▶ [ITEMS]:
□ □ □ □ □ □ □
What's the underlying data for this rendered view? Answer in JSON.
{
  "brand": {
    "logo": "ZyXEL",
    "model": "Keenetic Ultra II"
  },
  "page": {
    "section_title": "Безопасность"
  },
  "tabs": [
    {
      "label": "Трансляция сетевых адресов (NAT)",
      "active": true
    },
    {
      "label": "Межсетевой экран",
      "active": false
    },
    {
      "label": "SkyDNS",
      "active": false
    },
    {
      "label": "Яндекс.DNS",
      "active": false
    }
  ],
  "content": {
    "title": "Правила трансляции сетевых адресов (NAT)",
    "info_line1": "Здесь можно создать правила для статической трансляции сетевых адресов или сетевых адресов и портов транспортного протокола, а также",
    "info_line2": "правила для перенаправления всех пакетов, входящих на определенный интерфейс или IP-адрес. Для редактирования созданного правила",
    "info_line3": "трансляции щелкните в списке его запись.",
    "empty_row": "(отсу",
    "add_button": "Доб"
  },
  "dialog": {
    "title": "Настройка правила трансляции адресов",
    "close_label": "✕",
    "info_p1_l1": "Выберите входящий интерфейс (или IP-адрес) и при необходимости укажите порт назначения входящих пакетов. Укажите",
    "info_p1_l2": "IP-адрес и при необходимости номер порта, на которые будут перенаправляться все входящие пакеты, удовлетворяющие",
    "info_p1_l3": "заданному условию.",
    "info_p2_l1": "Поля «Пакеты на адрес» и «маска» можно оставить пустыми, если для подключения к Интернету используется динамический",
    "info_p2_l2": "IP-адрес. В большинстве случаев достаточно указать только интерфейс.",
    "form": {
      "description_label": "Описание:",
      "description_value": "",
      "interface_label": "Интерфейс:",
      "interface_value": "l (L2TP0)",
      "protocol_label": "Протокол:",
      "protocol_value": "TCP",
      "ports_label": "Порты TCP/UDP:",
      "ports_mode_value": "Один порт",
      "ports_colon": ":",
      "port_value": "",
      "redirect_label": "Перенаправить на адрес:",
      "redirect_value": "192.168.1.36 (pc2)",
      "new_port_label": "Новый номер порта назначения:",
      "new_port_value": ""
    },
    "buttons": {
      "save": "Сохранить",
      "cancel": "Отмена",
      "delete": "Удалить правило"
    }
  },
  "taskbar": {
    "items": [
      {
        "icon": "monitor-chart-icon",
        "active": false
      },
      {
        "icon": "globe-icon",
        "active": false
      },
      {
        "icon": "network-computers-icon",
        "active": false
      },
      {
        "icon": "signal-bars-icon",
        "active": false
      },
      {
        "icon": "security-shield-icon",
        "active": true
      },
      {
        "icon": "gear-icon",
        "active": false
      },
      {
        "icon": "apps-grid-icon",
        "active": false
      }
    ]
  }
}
□ □ □ □ □ □ □
▶ [THE EXERCISE]: Print every entry exactly as it appears.

▶ [TASK RESPONSE]:
What's the underlying data for this rendered view? Answer in JSON.
{
  "brand": {
    "logo": "ZyXEL",
    "model": "Keenetic Ultra II"
  },
  "page": {
    "section_title": "Безопасность"
  },
  "tabs": [
    {
      "label": "Трансляция сетевых адресов (NAT)",
      "active": true
    },
    {
      "label": "Межсетевой экран",
      "active": false
    },
    {
      "label": "SkyDNS",
      "active": false
    },
    {
      "label": "Яндекс.DNS",
      "active": false
    }
  ],
  "content": {
    "title": "Правила трансляции сетевых адресов (NAT)",
    "info_line1": "Здесь можно создать правила для статической трансляции сетевых адресов или сетевых адресов и портов транспортного протокола, а также",
    "info_line2": "правила для перенаправления всех пакетов, входящих на определенный интерфейс или IP-адрес. Для редактирования созданного правила",
    "info_line3": "трансляции щелкните в списке его запись.",
    "empty_row": "(отсу",
    "add_button": "Доб"
  },
  "dialog": {
    "title": "Настройка правила трансляции адресов",
    "close_label": "✕",
    "info_p1_l1": "Выберите входящий интерфейс (или IP-адрес) и при необходимости укажите порт назначения входящих пакетов. Укажите",
    "info_p1_l2": "IP-адрес и при необходимости номер порта, на которые будут перенаправляться все входящие пакеты, удовлетворяющие",
    "info_p1_l3": "заданному условию.",
    "info_p2_l1": "Поля «Пакеты на адрес» и «маска» можно оставить пустыми, если для подключения к Интернету используется динамический",
    "info_p2_l2": "IP-адрес. В большинстве случаев достаточно указать только интерфейс.",
    "form": {
      "description_label": "Описание:",
      "description_value": "",
      "interface_label": "Интерфейс:",
      "interface_value": "l (L2TP0)",
      "protocol_label": "Протокол:",
      "protocol_value": "TCP",
      "ports_label": "Порты TCP/UDP:",
      "ports_mode_value": "Один порт",
      "ports_colon": ":",
      "port_value": "",
      "redirect_label": "Перенаправить на адрес:",
      "redirect_value": "192.168.1.36 (pc2)",
      "new_port_label": "Новый номер порта назначения:",
      "new_port_value": ""
    },
    "buttons": {
      "save": "Сохранить",
      "cancel": "Отмена",
      "delete": "Удалить правило"
    }
  },
  "taskbar": {
    "items": [
      {
        "icon": "monitor-chart-icon",
        "active": false
      },
      {
        "icon": "globe-icon",
        "active": false
      },
      {
        "icon": "network-computers-icon",
        "active": false
      },
      {
        "icon": "signal-bars-icon",
        "active": false
      },
      {
        "icon": "security-shield-icon",
        "active": true
      },
      {
        "icon": "gear-icon",
        "active": false
      },
      {
        "icon": "apps-grid-icon",
        "active": false
      }
    ]
  }
}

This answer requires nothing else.